[BEGIN]

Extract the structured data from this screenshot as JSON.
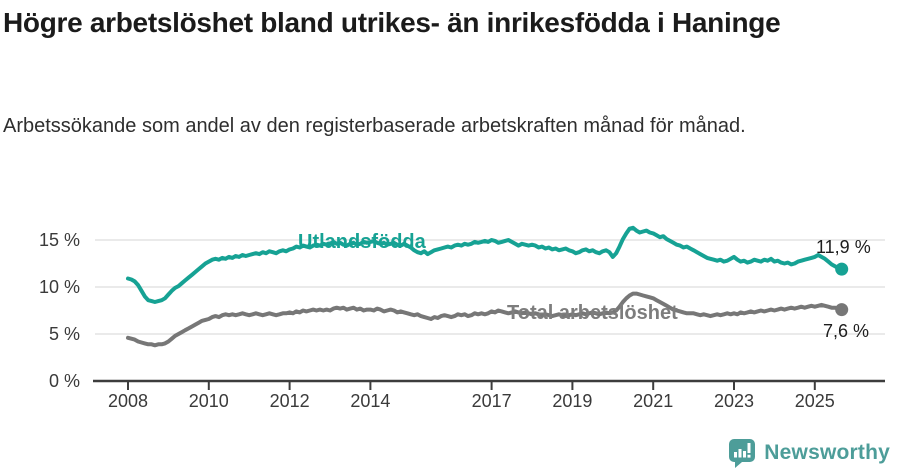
{
  "title": "Högre arbetslöshet bland utrikes- än inrikesfödda i Haninge",
  "subtitle": "Arbetssökande som andel av den registerbaserade arbetskraften månad för månad.",
  "footer": {
    "brand": "Newsworthy"
  },
  "colors": {
    "accent_teal": "#16a294",
    "series_gray": "#777777",
    "brand_teal": "#4d9d99",
    "axis": "#3d3d3d",
    "grid": "#e3e3e3",
    "text_dark": "#1b1b1b"
  },
  "chart_data": {
    "type": "line",
    "title": "Högre arbetslöshet bland utrikes- än inrikesfödda i Haninge",
    "xlabel": "",
    "ylabel": "",
    "x_axis": {
      "start_year": 2008,
      "start_month": 1,
      "frequency": "monthly",
      "last_point": "2025-09",
      "tick_years": [
        2008,
        2010,
        2012,
        2014,
        2017,
        2019,
        2021,
        2023,
        2025
      ]
    },
    "y_axis": {
      "ticks": [
        {
          "value": 0,
          "label": "0 %"
        },
        {
          "value": 5,
          "label": "5 %"
        },
        {
          "value": 10,
          "label": "10 %"
        },
        {
          "value": 15,
          "label": "15 %"
        }
      ],
      "ylim": [
        0,
        17.2
      ],
      "grid": true
    },
    "series": [
      {
        "name": "Utlandsfödda",
        "color": "#16a294",
        "end_label": "11,9 %",
        "end_value": 11.9,
        "values": [
          10.9,
          10.8,
          10.6,
          10.2,
          9.6,
          9.0,
          8.6,
          8.5,
          8.4,
          8.5,
          8.6,
          8.8,
          9.2,
          9.6,
          9.9,
          10.1,
          10.4,
          10.7,
          11.0,
          11.3,
          11.6,
          11.9,
          12.2,
          12.5,
          12.7,
          12.9,
          13.0,
          12.9,
          13.1,
          13.0,
          13.2,
          13.1,
          13.3,
          13.2,
          13.4,
          13.3,
          13.4,
          13.5,
          13.6,
          13.5,
          13.7,
          13.6,
          13.8,
          13.7,
          13.6,
          13.8,
          13.9,
          13.8,
          14.0,
          14.1,
          14.3,
          14.2,
          14.4,
          14.3,
          14.2,
          14.4,
          14.5,
          14.4,
          14.6,
          14.5,
          14.6,
          14.8,
          14.6,
          14.7,
          14.5,
          14.4,
          14.6,
          14.7,
          14.5,
          14.6,
          14.8,
          14.7,
          14.8,
          14.9,
          14.7,
          14.6,
          14.7,
          14.5,
          14.6,
          14.7,
          14.5,
          14.4,
          14.6,
          14.4,
          14.2,
          13.9,
          13.7,
          13.6,
          13.8,
          13.5,
          13.7,
          13.9,
          14.0,
          14.1,
          14.2,
          14.3,
          14.2,
          14.4,
          14.5,
          14.4,
          14.6,
          14.5,
          14.6,
          14.8,
          14.7,
          14.8,
          14.9,
          14.8,
          15.0,
          14.9,
          14.7,
          14.8,
          14.9,
          15.0,
          14.8,
          14.6,
          14.4,
          14.6,
          14.5,
          14.4,
          14.5,
          14.4,
          14.2,
          14.3,
          14.1,
          14.2,
          14.0,
          14.1,
          13.9,
          14.0,
          14.1,
          13.9,
          13.8,
          13.6,
          13.7,
          13.9,
          14.0,
          13.8,
          13.9,
          13.7,
          13.6,
          13.8,
          13.9,
          13.7,
          13.2,
          13.6,
          14.3,
          15.1,
          15.7,
          16.2,
          16.3,
          16.0,
          15.8,
          15.9,
          16.0,
          15.8,
          15.7,
          15.5,
          15.3,
          15.4,
          15.1,
          14.9,
          14.7,
          14.5,
          14.4,
          14.2,
          14.3,
          14.1,
          13.9,
          13.7,
          13.5,
          13.3,
          13.1,
          13.0,
          12.9,
          12.8,
          12.9,
          12.7,
          12.8,
          13.0,
          13.2,
          12.9,
          12.7,
          12.8,
          12.6,
          12.7,
          12.9,
          12.8,
          12.7,
          12.9,
          12.8,
          13.0,
          12.7,
          12.8,
          12.6,
          12.5,
          12.6,
          12.4,
          12.5,
          12.7,
          12.8,
          12.9,
          13.0,
          13.1,
          13.2,
          13.4,
          13.2,
          13.0,
          12.7,
          12.4,
          12.2,
          12.0,
          11.9
        ]
      },
      {
        "name": "Total arbetslöshet",
        "color": "#777777",
        "end_label": "7,6 %",
        "end_value": 7.6,
        "values": [
          4.6,
          4.5,
          4.4,
          4.2,
          4.1,
          4.0,
          3.9,
          3.9,
          3.8,
          3.9,
          3.9,
          4.0,
          4.2,
          4.5,
          4.8,
          5.0,
          5.2,
          5.4,
          5.6,
          5.8,
          6.0,
          6.2,
          6.4,
          6.5,
          6.6,
          6.8,
          6.9,
          6.8,
          7.0,
          7.1,
          7.0,
          7.1,
          7.0,
          7.1,
          7.2,
          7.1,
          7.0,
          7.1,
          7.2,
          7.1,
          7.0,
          7.1,
          7.2,
          7.1,
          7.0,
          7.1,
          7.2,
          7.2,
          7.3,
          7.2,
          7.4,
          7.3,
          7.5,
          7.4,
          7.5,
          7.6,
          7.5,
          7.6,
          7.5,
          7.6,
          7.5,
          7.7,
          7.8,
          7.7,
          7.8,
          7.6,
          7.7,
          7.8,
          7.6,
          7.7,
          7.5,
          7.6,
          7.6,
          7.5,
          7.7,
          7.6,
          7.4,
          7.5,
          7.6,
          7.5,
          7.3,
          7.4,
          7.3,
          7.2,
          7.1,
          7.0,
          7.1,
          6.9,
          6.8,
          6.7,
          6.6,
          6.8,
          6.7,
          6.9,
          7.0,
          6.9,
          6.8,
          6.9,
          7.1,
          7.0,
          7.1,
          6.9,
          7.0,
          7.2,
          7.1,
          7.2,
          7.1,
          7.2,
          7.4,
          7.3,
          7.5,
          7.4,
          7.3,
          7.2,
          7.3,
          7.4,
          7.3,
          7.2,
          7.3,
          7.2,
          7.1,
          7.2,
          7.1,
          7.0,
          7.1,
          7.0,
          6.9,
          7.0,
          7.1,
          7.0,
          6.9,
          7.0,
          7.1,
          7.0,
          7.1,
          7.2,
          7.1,
          7.2,
          7.3,
          7.2,
          7.1,
          7.2,
          7.3,
          7.2,
          7.3,
          7.5,
          7.9,
          8.4,
          8.8,
          9.1,
          9.3,
          9.3,
          9.2,
          9.1,
          9.0,
          8.9,
          8.8,
          8.6,
          8.4,
          8.2,
          8.0,
          7.8,
          7.6,
          7.5,
          7.4,
          7.3,
          7.2,
          7.2,
          7.2,
          7.1,
          7.0,
          7.1,
          7.0,
          6.9,
          7.0,
          7.1,
          7.0,
          7.1,
          7.2,
          7.1,
          7.2,
          7.1,
          7.3,
          7.2,
          7.3,
          7.4,
          7.3,
          7.4,
          7.5,
          7.4,
          7.5,
          7.6,
          7.5,
          7.6,
          7.7,
          7.6,
          7.7,
          7.8,
          7.7,
          7.8,
          7.9,
          7.8,
          7.9,
          8.0,
          7.9,
          8.0,
          8.1,
          8.0,
          7.9,
          7.8,
          7.8,
          7.7,
          7.6
        ]
      }
    ],
    "legend_position": "inline-labels"
  }
}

[END]

The material above must be printed exactly, with its pictures left out.

Extract the structured data from this screenshot as JSON.
{
  "title": "Högre arbetslöshet bland utrikes- än inrikesfödda i Haninge",
  "subtitle": "Arbetssökande som andel av den registerbaserade arbetskraften månad för månad.",
  "footer": {
    "brand": "Newsworthy"
  },
  "colors": {
    "accent_teal": "#16a294",
    "series_gray": "#777777",
    "brand_teal": "#4d9d99",
    "axis": "#3d3d3d",
    "grid": "#e3e3e3",
    "text_dark": "#1b1b1b"
  },
  "chart_data": {
    "type": "line",
    "title": "Högre arbetslöshet bland utrikes- än inrikesfödda i Haninge",
    "xlabel": "",
    "ylabel": "",
    "x_axis": {
      "start_year": 2008,
      "start_month": 1,
      "frequency": "monthly",
      "last_point": "2025-09",
      "tick_years": [
        2008,
        2010,
        2012,
        2014,
        2017,
        2019,
        2021,
        2023,
        2025
      ]
    },
    "y_axis": {
      "ticks": [
        {
          "value": 0,
          "label": "0 %"
        },
        {
          "value": 5,
          "label": "5 %"
        },
        {
          "value": 10,
          "label": "10 %"
        },
        {
          "value": 15,
          "label": "15 %"
        }
      ],
      "ylim": [
        0,
        17.2
      ],
      "grid": true
    },
    "series": [
      {
        "name": "Utlandsfödda",
        "color": "#16a294",
        "end_label": "11,9 %",
        "end_value": 11.9,
        "values": [
          10.9,
          10.8,
          10.6,
          10.2,
          9.6,
          9.0,
          8.6,
          8.5,
          8.4,
          8.5,
          8.6,
          8.8,
          9.2,
          9.6,
          9.9,
          10.1,
          10.4,
          10.7,
          11.0,
          11.3,
          11.6,
          11.9,
          12.2,
          12.5,
          12.7,
          12.9,
          13.0,
          12.9,
          13.1,
          13.0,
          13.2,
          13.1,
          13.3,
          13.2,
          13.4,
          13.3,
          13.4,
          13.5,
          13.6,
          13.5,
          13.7,
          13.6,
          13.8,
          13.7,
          13.6,
          13.8,
          13.9,
          13.8,
          14.0,
          14.1,
          14.3,
          14.2,
          14.4,
          14.3,
          14.2,
          14.4,
          14.5,
          14.4,
          14.6,
          14.5,
          14.6,
          14.8,
          14.6,
          14.7,
          14.5,
          14.4,
          14.6,
          14.7,
          14.5,
          14.6,
          14.8,
          14.7,
          14.8,
          14.9,
          14.7,
          14.6,
          14.7,
          14.5,
          14.6,
          14.7,
          14.5,
          14.4,
          14.6,
          14.4,
          14.2,
          13.9,
          13.7,
          13.6,
          13.8,
          13.5,
          13.7,
          13.9,
          14.0,
          14.1,
          14.2,
          14.3,
          14.2,
          14.4,
          14.5,
          14.4,
          14.6,
          14.5,
          14.6,
          14.8,
          14.7,
          14.8,
          14.9,
          14.8,
          15.0,
          14.9,
          14.7,
          14.8,
          14.9,
          15.0,
          14.8,
          14.6,
          14.4,
          14.6,
          14.5,
          14.4,
          14.5,
          14.4,
          14.2,
          14.3,
          14.1,
          14.2,
          14.0,
          14.1,
          13.9,
          14.0,
          14.1,
          13.9,
          13.8,
          13.6,
          13.7,
          13.9,
          14.0,
          13.8,
          13.9,
          13.7,
          13.6,
          13.8,
          13.9,
          13.7,
          13.2,
          13.6,
          14.3,
          15.1,
          15.7,
          16.2,
          16.3,
          16.0,
          15.8,
          15.9,
          16.0,
          15.8,
          15.7,
          15.5,
          15.3,
          15.4,
          15.1,
          14.9,
          14.7,
          14.5,
          14.4,
          14.2,
          14.3,
          14.1,
          13.9,
          13.7,
          13.5,
          13.3,
          13.1,
          13.0,
          12.9,
          12.8,
          12.9,
          12.7,
          12.8,
          13.0,
          13.2,
          12.9,
          12.7,
          12.8,
          12.6,
          12.7,
          12.9,
          12.8,
          12.7,
          12.9,
          12.8,
          13.0,
          12.7,
          12.8,
          12.6,
          12.5,
          12.6,
          12.4,
          12.5,
          12.7,
          12.8,
          12.9,
          13.0,
          13.1,
          13.2,
          13.4,
          13.2,
          13.0,
          12.7,
          12.4,
          12.2,
          12.0,
          11.9
        ]
      },
      {
        "name": "Total arbetslöshet",
        "color": "#777777",
        "end_label": "7,6 %",
        "end_value": 7.6,
        "values": [
          4.6,
          4.5,
          4.4,
          4.2,
          4.1,
          4.0,
          3.9,
          3.9,
          3.8,
          3.9,
          3.9,
          4.0,
          4.2,
          4.5,
          4.8,
          5.0,
          5.2,
          5.4,
          5.6,
          5.8,
          6.0,
          6.2,
          6.4,
          6.5,
          6.6,
          6.8,
          6.9,
          6.8,
          7.0,
          7.1,
          7.0,
          7.1,
          7.0,
          7.1,
          7.2,
          7.1,
          7.0,
          7.1,
          7.2,
          7.1,
          7.0,
          7.1,
          7.2,
          7.1,
          7.0,
          7.1,
          7.2,
          7.2,
          7.3,
          7.2,
          7.4,
          7.3,
          7.5,
          7.4,
          7.5,
          7.6,
          7.5,
          7.6,
          7.5,
          7.6,
          7.5,
          7.7,
          7.8,
          7.7,
          7.8,
          7.6,
          7.7,
          7.8,
          7.6,
          7.7,
          7.5,
          7.6,
          7.6,
          7.5,
          7.7,
          7.6,
          7.4,
          7.5,
          7.6,
          7.5,
          7.3,
          7.4,
          7.3,
          7.2,
          7.1,
          7.0,
          7.1,
          6.9,
          6.8,
          6.7,
          6.6,
          6.8,
          6.7,
          6.9,
          7.0,
          6.9,
          6.8,
          6.9,
          7.1,
          7.0,
          7.1,
          6.9,
          7.0,
          7.2,
          7.1,
          7.2,
          7.1,
          7.2,
          7.4,
          7.3,
          7.5,
          7.4,
          7.3,
          7.2,
          7.3,
          7.4,
          7.3,
          7.2,
          7.3,
          7.2,
          7.1,
          7.2,
          7.1,
          7.0,
          7.1,
          7.0,
          6.9,
          7.0,
          7.1,
          7.0,
          6.9,
          7.0,
          7.1,
          7.0,
          7.1,
          7.2,
          7.1,
          7.2,
          7.3,
          7.2,
          7.1,
          7.2,
          7.3,
          7.2,
          7.3,
          7.5,
          7.9,
          8.4,
          8.8,
          9.1,
          9.3,
          9.3,
          9.2,
          9.1,
          9.0,
          8.9,
          8.8,
          8.6,
          8.4,
          8.2,
          8.0,
          7.8,
          7.6,
          7.5,
          7.4,
          7.3,
          7.2,
          7.2,
          7.2,
          7.1,
          7.0,
          7.1,
          7.0,
          6.9,
          7.0,
          7.1,
          7.0,
          7.1,
          7.2,
          7.1,
          7.2,
          7.1,
          7.3,
          7.2,
          7.3,
          7.4,
          7.3,
          7.4,
          7.5,
          7.4,
          7.5,
          7.6,
          7.5,
          7.6,
          7.7,
          7.6,
          7.7,
          7.8,
          7.7,
          7.8,
          7.9,
          7.8,
          7.9,
          8.0,
          7.9,
          8.0,
          8.1,
          8.0,
          7.9,
          7.8,
          7.8,
          7.7,
          7.6
        ]
      }
    ],
    "legend_position": "inline-labels"
  }
}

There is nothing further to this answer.